■ TASK TO COMPLETE:
Please copy the lines starting at the one that contains "plate-label: Пластина : — [13, 391, 106, 412]" and ending at the one that contains "row1-var2: N — [71, 265, 82, 281]", including both, with no changes.
-------- SUPPLIED MATERIAL
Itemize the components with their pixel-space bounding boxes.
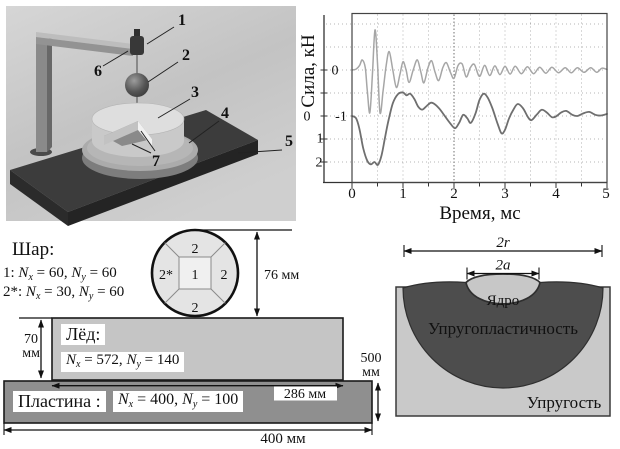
plate-label: Пластина : — [13, 391, 106, 412]
xtick-2: 2 — [450, 186, 458, 202]
row2-prefix: 2*: — [3, 284, 23, 300]
ice-val1: = 572, — [84, 352, 123, 368]
plot-box — [351, 12, 608, 184]
y-axis-title: Сила, кН — [298, 34, 319, 107]
ytick-upper-minus1: -1 — [335, 110, 347, 125]
callout-6-arm: 6 — [94, 63, 102, 80]
ice-sub2: y — [136, 359, 141, 370]
mesh-zone-right: 2 — [221, 268, 228, 283]
force-sensor — [130, 29, 144, 55]
ice-val2: = 140 — [144, 352, 180, 368]
row1-sub1: x — [28, 272, 33, 283]
xtick-4: 4 — [552, 186, 560, 202]
callout-7-wedge: 7 — [152, 153, 160, 170]
plate-var2: N — [182, 391, 193, 408]
row2-var2: N — [78, 284, 89, 300]
ball-mesh-circle: 2 2* 1 2 2 — [150, 228, 240, 318]
ball-diameter-dimension: 76 мм — [195, 229, 299, 317]
ytick-upper-0: 0 — [332, 64, 339, 79]
mesh-zone-left: 2* — [159, 268, 173, 283]
row2-var1: N — [25, 284, 36, 300]
ice-var2: N — [126, 352, 137, 368]
ice-width-label: 286 мм — [284, 387, 326, 402]
ice-width-dimension: 286 мм — [51, 382, 344, 402]
steel-ball — [125, 73, 149, 97]
ice-var1: N — [66, 352, 77, 368]
row2-val2: = 60 — [97, 284, 125, 300]
row1-var1: N — [18, 265, 29, 281]
plate-depth-value: 500 — [361, 351, 382, 366]
x-axis-title: Время, мс — [439, 203, 520, 224]
row1-val1: = 60, — [36, 265, 68, 281]
xtick-3: 3 — [501, 186, 509, 202]
callout-3-ice: 3 — [191, 84, 199, 101]
contact-radius-label: 2a — [496, 258, 511, 274]
outer-radius-dimension: 2r — [403, 235, 603, 257]
plate-width-label: 400 мм — [260, 431, 306, 447]
ice-label: Лёд: — [61, 324, 106, 345]
contact-radius-dimension: 2a — [466, 258, 540, 280]
ice-thickness-unit: мм — [22, 346, 40, 361]
experimental-setup-photo: 1 2 3 4 5 6 7 — [6, 6, 296, 226]
outer-radius-label: 2r — [496, 235, 510, 251]
chart-curves — [351, 29, 608, 166]
force-time-chart: 0 -1 0 1 2 0 1 2 3 4 5 Сила, кН Время, м… — [298, 12, 610, 224]
elastic-label: Упругость — [527, 393, 602, 412]
wedge-left-face — [104, 121, 138, 145]
plate-mesh-params: Nx = 400, Ny = 100 — [113, 391, 244, 412]
row1-var2: N — [71, 265, 82, 281]
plate-width-dimension: 400 мм — [3, 423, 373, 447]
mesh-schematic: 2 2* 1 2 2 76 мм 70 мм 286 мм — [3, 228, 382, 447]
ice-disk — [91, 102, 185, 157]
xtick-0: 0 — [348, 186, 356, 202]
row2-sub1: x — [35, 291, 41, 302]
ytick-lower-1: 1 — [317, 132, 324, 147]
xtick-5: 5 — [602, 186, 610, 202]
row2-val1: = 30, — [44, 284, 76, 300]
plate-sub2: y — [192, 399, 198, 410]
ice-sub1: x — [76, 359, 81, 370]
ytick-lower-0: 0 — [304, 110, 311, 125]
plate-val1: = 400, — [137, 391, 179, 408]
plate-depth-unit: мм — [362, 365, 380, 380]
callout-lines — [102, 26, 283, 154]
ball-section-title: Шар: — [12, 239, 55, 260]
xtick-1: 1 — [399, 186, 407, 202]
ice-mesh-params: Nx = 572, Ny = 140 — [61, 352, 185, 372]
elastoplastic-label: Упругопластичность — [428, 319, 578, 338]
upper-oscillation-curve — [351, 29, 608, 115]
plate-depth-dimension: 500 мм — [361, 351, 382, 422]
callout-4-plate: 4 — [221, 105, 229, 122]
plate-sub1: x — [128, 399, 134, 410]
ice-thickness-value: 70 — [24, 332, 38, 347]
row1-val2: = 60 — [89, 265, 117, 281]
mesh-zone-center: 1 — [192, 268, 199, 283]
callout-1-sensor: 1 — [178, 12, 186, 29]
plate-val2: = 100 — [201, 391, 239, 408]
indentation-diagram: 2r 2a Ядро Упругопластичность Упругость — [395, 235, 611, 417]
lower-contact-force-curve — [351, 91, 608, 166]
core-label: Ядро — [487, 293, 520, 309]
ytick-lower-2: 2 — [316, 156, 323, 171]
ball-mesh-row-1: 1: Nx = 60, Ny = 60 — [3, 265, 117, 284]
ball-diameter-label: 76 мм — [264, 268, 299, 283]
callout-2-ball: 2 — [182, 47, 190, 64]
row2-sub2: y — [88, 291, 94, 302]
ice-thickness-dimension: 70 мм — [22, 319, 44, 379]
stand-column — [30, 32, 133, 156]
mesh-zone-top: 2 — [192, 242, 199, 257]
mesh-zone-bottom: 2 — [192, 301, 199, 316]
chart-axes — [320, 15, 608, 188]
ball-mesh-row-2: 2*: Nx = 30, Ny = 60 — [3, 284, 125, 303]
wedge-right-face — [138, 121, 152, 147]
row1-prefix: 1: — [3, 265, 15, 281]
callout-5-base: 5 — [285, 133, 293, 150]
row1-sub2: y — [81, 272, 86, 283]
plate-var1: N — [118, 391, 129, 408]
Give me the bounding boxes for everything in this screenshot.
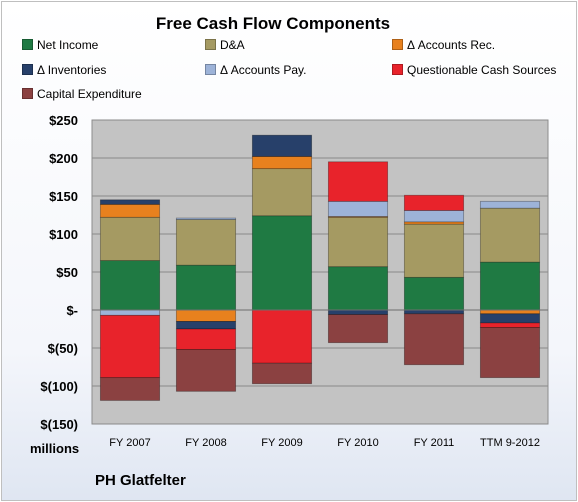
----------------
■ EXERCISE ANSWER:
plate-label: Пластина : — [13, 391, 106, 412]
xtick-2: 2 — [450, 186, 458, 202]
row2-prefix: 2*: — [3, 284, 23, 300]
ice-val1: = 572, — [84, 352, 123, 368]
plot-box — [351, 12, 608, 184]
y-axis-title: Сила, кН — [298, 34, 319, 107]
ytick-upper-minus1: -1 — [335, 110, 347, 125]
callout-6-arm: 6 — [94, 63, 102, 80]
ice-sub2: y — [136, 359, 141, 370]
mesh-zone-right: 2 — [221, 268, 228, 283]
force-sensor — [130, 29, 144, 55]
ice-val2: = 140 — [144, 352, 180, 368]
row1-sub1: x — [28, 272, 33, 283]
xtick-4: 4 — [552, 186, 560, 202]
callout-7-wedge: 7 — [152, 153, 160, 170]
plate-var2: N — [182, 391, 193, 408]
row2-var2: N — [78, 284, 89, 300]
ball-mesh-circle: 2 2* 1 2 2 — [150, 228, 240, 318]
ball-diameter-dimension: 76 мм — [195, 229, 299, 317]
ytick-upper-0: 0 — [332, 64, 339, 79]
mesh-zone-left: 2* — [159, 268, 173, 283]
row2-var1: N — [25, 284, 36, 300]
ice-var2: N — [126, 352, 137, 368]
ice-width-label: 286 мм — [284, 387, 326, 402]
ice-width-dimension: 286 мм — [51, 382, 344, 402]
steel-ball — [125, 73, 149, 97]
ice-var1: N — [66, 352, 77, 368]
row2-val2: = 60 — [97, 284, 125, 300]
row1-var1: N — [18, 265, 29, 281]
plate-depth-value: 500 — [361, 351, 382, 366]
x-axis-title: Время, мс — [439, 203, 520, 224]
row1-val1: = 60, — [36, 265, 68, 281]
xtick-3: 3 — [501, 186, 509, 202]
callout-3-ice: 3 — [191, 84, 199, 101]
contact-radius-label: 2a — [496, 258, 511, 274]
outer-radius-dimension: 2r — [403, 235, 603, 257]
plate-width-label: 400 мм — [260, 431, 306, 447]
ice-label: Лёд: — [61, 324, 106, 345]
contact-radius-dimension: 2a — [466, 258, 540, 280]
ice-thickness-unit: мм — [22, 346, 40, 361]
experimental-setup-photo: 1 2 3 4 5 6 7 — [6, 6, 296, 226]
outer-radius-label: 2r — [496, 235, 510, 251]
chart-curves — [351, 29, 608, 166]
force-time-chart: 0 -1 0 1 2 0 1 2 3 4 5 Сила, кН Время, м… — [298, 12, 610, 224]
elastic-label: Упругость — [527, 393, 602, 412]
wedge-left-face — [104, 121, 138, 145]
plate-mesh-params: Nx = 400, Ny = 100 — [113, 391, 244, 412]
row1-var2: N — [71, 265, 82, 281]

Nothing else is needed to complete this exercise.